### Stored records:
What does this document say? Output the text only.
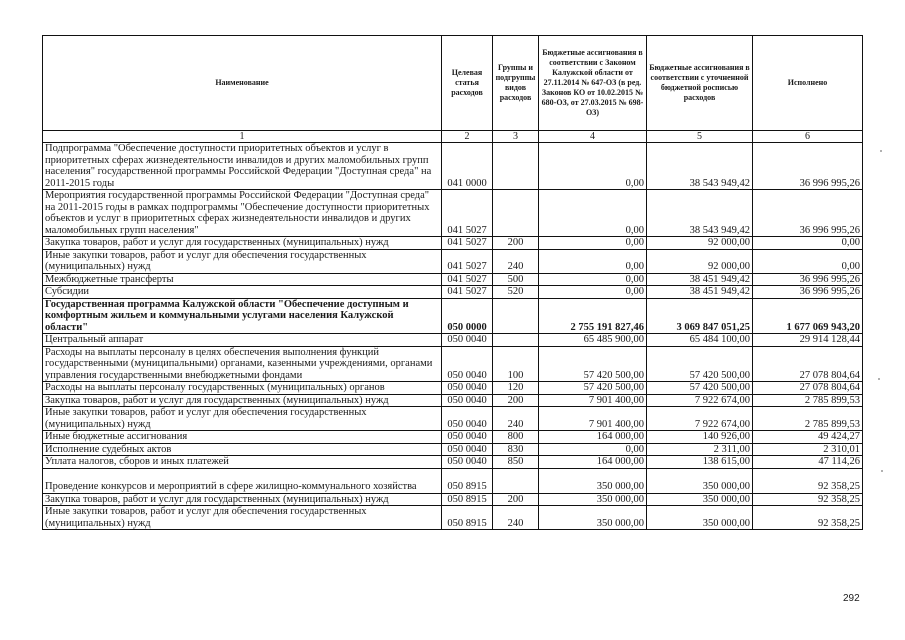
Наименование	Целевая статья расходов	Группы и подгруппы видов расходов	Бюджетные ассигнования в соответствии с Законом Калужской области от 27.11.2014 № 647-ОЗ (в ред. Законов КО от 10.02.2015 № 680-ОЗ, от 27.03.2015 № 698-ОЗ)	Бюджетные ассигнования в соответствии с уточненной бюджетной росписью расходов	Исполнено
1	2	3	4	5	6
Подпрограмма "Обеспечение доступности приоритетных объектов и услуг в приоритетных сферах жизнедеятельности инвалидов и других маломобильных групп населения" государственной программы Российской Федерации "Доступная среда" на 2011-2015 годы	041 0000		0,00	38 543 949,42	36 996 995,26
Мероприятия государственной программы Российской Федерации "Доступная среда" на 2011-2015 годы в рамках подпрограммы "Обеспечение доступности приоритетных объектов и услуг в приоритетных сферах жизнедеятельности инвалидов и других маломобильных групп населения"	041 5027		0,00	38 543 949,42	36 996 995,26
Закупка товаров, работ и услуг для государственных (муниципальных) нужд	041 5027	200	0,00	92 000,00	0,00
Иные закупки товаров, работ и услуг для обеспечения государственных (муниципальных) нужд	041 5027	240	0,00	92 000,00	0,00
Межбюджетные трансферты	041 5027	500	0,00	38 451 949,42	36 996 995,26
Субсидии	041 5027	520	0,00	38 451 949,42	36 996 995,26
Государственная программа Калужской области "Обеспечение доступным и комфортным жильем и коммунальными услугами населения Калужской области"	050 0000		2 755 191 827,46	3 069 847 051,25	1 677 069 943,20
Центральный аппарат	050 0040		65 485 900,00	65 484 100,00	29 914 128,44
Расходы на выплаты персоналу в целях обеспечения выполнения функций государственными (муниципальными) органами, казенными учреждениями, органами управления государственными внебюджетными фондами	050 0040	100	57 420 500,00	57 420 500,00	27 078 804,64
Расходы на выплаты персоналу государственных (муниципальных) органов	050 0040	120	57 420 500,00	57 420 500,00	27 078 804,64
Закупка товаров, работ и услуг для государственных (муниципальных) нужд	050 0040	200	7 901 400,00	7 922 674,00	2 785 899,53
Иные закупки товаров, работ и услуг для обеспечения государственных (муниципальных) нужд	050 0040	240	7 901 400,00	7 922 674,00	2 785 899,53
Иные бюджетные ассигнования	050 0040	800	164 000,00	140 926,00	49 424,27
Исполнение судебных актов	050 0040	830	0,00	2 311,00	2 310,01
Уплата налогов, сборов и иных платежей	050 0040	850	164 000,00	138 615,00	47 114,26
Проведение конкурсов и мероприятий в сфере жилищно-коммунального хозяйства	050 8915		350 000,00	350 000,00	92 358,25
Закупка товаров, работ и услуг для государственных (муниципальных) нужд	050 8915	200	350 000,00	350 000,00	92 358,25
Иные закупки товаров, работ и услуг для обеспечения государственных (муниципальных) нужд	050 8915	240	350 000,00	350 000,00	92 358,25
292
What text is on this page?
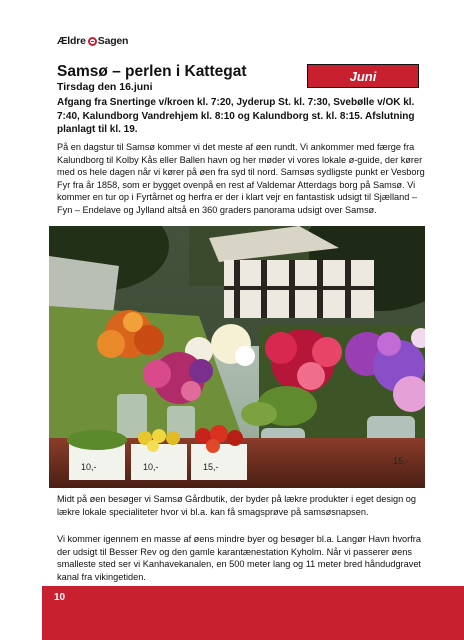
Ældre Sagen
Juni
Samsø – perlen i Kattegat
Tirsdag den 16.juni

Afgang fra Snertinge v/kroen kl. 7:20, Jyderup St. kl. 7:30, Svebølle v/OK kl. 7:40, Kalundborg Vandrehjem kl. 8:10 og Kalundborg st. kl. 8:15. Afslutning planlagt til kl. 19.

På en dagstur til Samsø kommer vi det meste af øen rundt. Vi ankommer med færge fra Kalundborg til Kolby Kås eller Ballen havn og her møder vi vores lokale ø-guide, der kører med os hele dagen når vi kører på øen fra syd til nord. Samsøs sydligste punkt er Vesborg Fyr fra år 1858, som er bygget ovenpå en rest af Valdemar Atterdags borg på Samsø. Vi kommer en tur op i Fyrtårnet og herfra er der i klart vejr en fantastisk udsigt til Sjælland – Fyn – Endelave og Jylland altså en 360 graders panorama udsigt over Samsø.

10,-	10,-	15,-
15,-

Midt på øen besøger vi Samsø Gårdbutik, der byder på lækre produkter i eget design og lækre lokale specialiteter hvor vi bl.a. kan få smagsprøve på samsøsnapsen.

Vi kommer igennem en masse af øens mindre byer og besøger bl.a. Langør Havn hvorfra der udsigt til Besser Rev og den gamle karantænestation Kyholm. Når vi passerer øens smalleste sted ser vi Kanhavekanalen, en 500 meter lang og 11 meter bred håndudgravet kanal fra vikingetiden.

10
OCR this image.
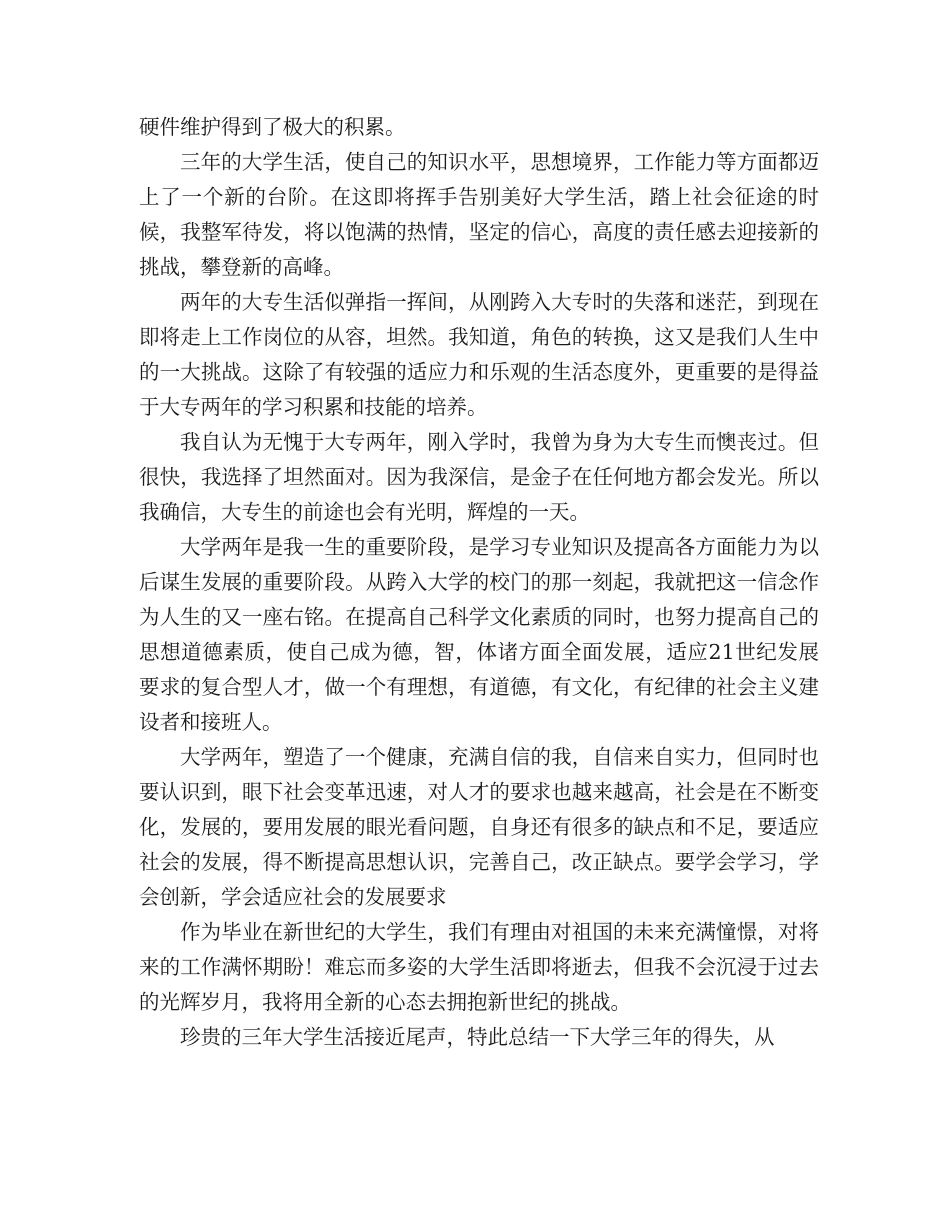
硬件维护得到了极大的积累。

三年的大学生活，使自己的知识水平，思想境界，工作能力等方面都迈上了一个新的台阶。在这即将挥手告别美好大学生活，踏上社会征途的时候，我整军待发，将以饱满的热情，坚定的信心，高度的责任感去迎接新的挑战，攀登新的高峰。

两年的大专生活似弹指一挥间，从刚跨入大专时的失落和迷茫，到现在即将走上工作岗位的从容，坦然。我知道，角色的转换，这又是我们人生中的一大挑战。这除了有较强的适应力和乐观的生活态度外，更重要的是得益于大专两年的学习积累和技能的培养。

我自认为无愧于大专两年，刚入学时，我曾为身为大专生而懊丧过。但很快，我选择了坦然面对。因为我深信，是金子在任何地方都会发光。所以我确信，大专生的前途也会有光明，辉煌的一天。

大学两年是我一生的重要阶段，是学习专业知识及提高各方面能力为以后谋生发展的重要阶段。从跨入大学的校门的那一刻起，我就把这一信念作为人生的又一座右铭。在提高自己科学文化素质的同时，也努力提高自己的思想道德素质，使自己成为德，智，体诸方面全面发展，适应21世纪发展要求的复合型人才，做一个有理想，有道德，有文化，有纪律的社会主义建设者和接班人。

大学两年，塑造了一个健康，充满自信的我，自信来自实力，但同时也要认识到，眼下社会变革迅速，对人才的要求也越来越高，社会是在不断变化，发展的，要用发展的眼光看问题，自身还有很多的缺点和不足，要适应社会的发展，得不断提高思想认识，完善自己，改正缺点。要学会学习，学会创新，学会适应社会的发展要求

作为毕业在新世纪的大学生，我们有理由对祖国的未来充满憧憬，对将来的工作满怀期盼！难忘而多姿的大学生活即将逝去，但我不会沉浸于过去的光辉岁月，我将用全新的心态去拥抱新世纪的挑战。

珍贵的三年大学生活接近尾声，特此总结一下大学三年的得失，从
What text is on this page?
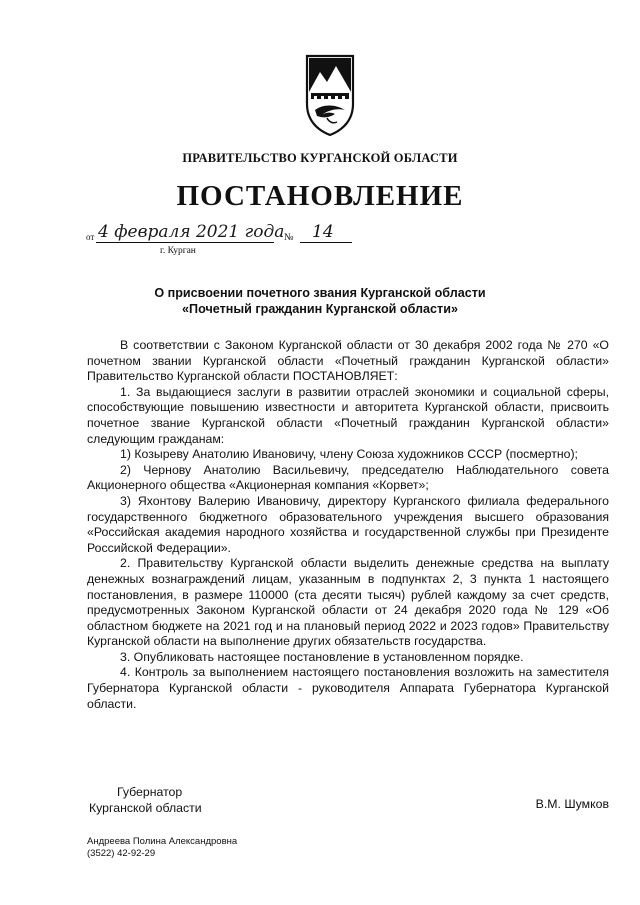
ПРАВИТЕЛЬСТВО КУРГАНСКОЙ ОБЛАСТИ
ПОСТАНОВЛЕНИЕ
от 4 февраля 2021 года № 14
г. Курган
О присвоении почетного звания Курганской области
«Почетный гражданин Курганской области»

В соответствии с Законом Курганской области от 30 декабря 2002 года № 270 «О почетном звании Курганской области «Почетный гражданин Курганской области» Правительство Курганской области ПОСТАНОВЛЯЕТ:

1. За выдающиеся заслуги в развитии отраслей экономики и социальной сферы, способствующие повышению известности и авторитета Курганской области, присвоить почетное звание Курганской области «Почетный гражданин Курганской области» следующим гражданам:

1) Козыреву Анатолию Ивановичу, члену Союза художников СССР (посмертно);

2) Чернову Анатолию Васильевичу, председателю Наблюдательного совета Акционерного общества «Акционерная компания «Корвет»;

3) Яхонтову Валерию Ивановичу, директору Курганского филиала федерального государственного бюджетного образовательного учреждения высшего образования «Российская академия народного хозяйства и государственной службы при Президенте Российской Федерации».

2. Правительству Курганской области выделить денежные средства на выплату денежных вознаграждений лицам, указанным в подпунктах 2, 3 пункта 1 настоящего постановления, в размере 110000 (ста десяти тысяч) рублей каждому за счет средств, предусмотренных Законом Курганской области от 24 декабря 2020 года № 129 «Об областном бюджете на 2021 год и на плановый период 2022 и 2023 годов» Правительству Курганской области на выполнение других обязательств государства.

3. Опубликовать настоящее постановление в установленном порядке.

4. Контроль за выполнением настоящего постановления возложить на заместителя Губернатора Курганской области - руководителя Аппарата Губернатора Курганской области.

Губернатор
Курганской области	В.М. Шумков
Андреева Полина Александровна
(3522) 42-92-29
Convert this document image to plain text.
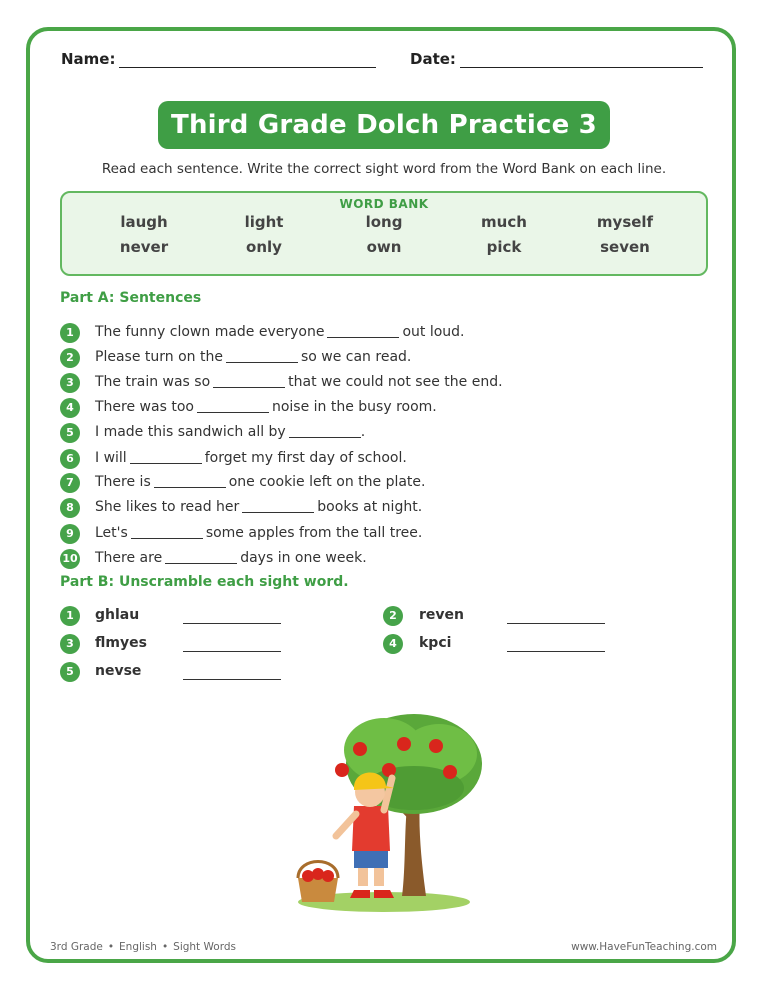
Name:	Date:
Third Grade Dolch Practice 3
Read each sentence. Write the correct sight word from the Word Bank on each line.
WORD BANK
laugh	light	long	much	myself
never	only	own	pick	seven
Part A: Sentences
1	The funny clown made everyone	out loud.
2	Please turn on the	so we can read.
3	The train was so	that we could not see the end.
4	There was too	noise in the busy room.
5	I made this sandwich all by	.
6	I will	forget my first day of school.
7	There is	one cookie left on the plate.
8	She likes to read her	books at night.
9	Let's	some apples from the tall tree.
10 There are	days in one week.
Part B: Unscramble each sight word.
1	ghlau	2	reven
3	flmyes	4	kpci
5	nevse
3rd Grade • English • Sight Words	www.HaveFunTeaching.com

### SHORT TASK:
From the material above, write out exactly the lines from the line with "Convert this document image to plain text." through the closing line, inclusive, and no pictures.

### WRITTEN RESPONSE:
Convert this document image to plain text.
Name:	Date:
Third Grade Dolch Practice 3
Read each sentence. Write the correct sight word from the Word Bank on each line.
WORD BANK
laugh	light	long	much	myself
never	only	own	pick	seven
Part A: Sentences
1	The funny clown made everyone	out loud.
2	Please turn on the	so we can read.
3	The train was so	that we could not see the end.
4	There was too	noise in the busy room.
5	I made this sandwich all by	.
6	I will	forget my first day of school.
7	There is	one cookie left on the plate.
8	She likes to read her	books at night.
9	Let's	some apples from the tall tree.
10 There are	days in one week.
Part B: Unscramble each sight word.
1	ghlau	2	reven
3	flmyes	4	kpci
5	nevse
3rd Grade • English • Sight Words	www.HaveFunTeaching.com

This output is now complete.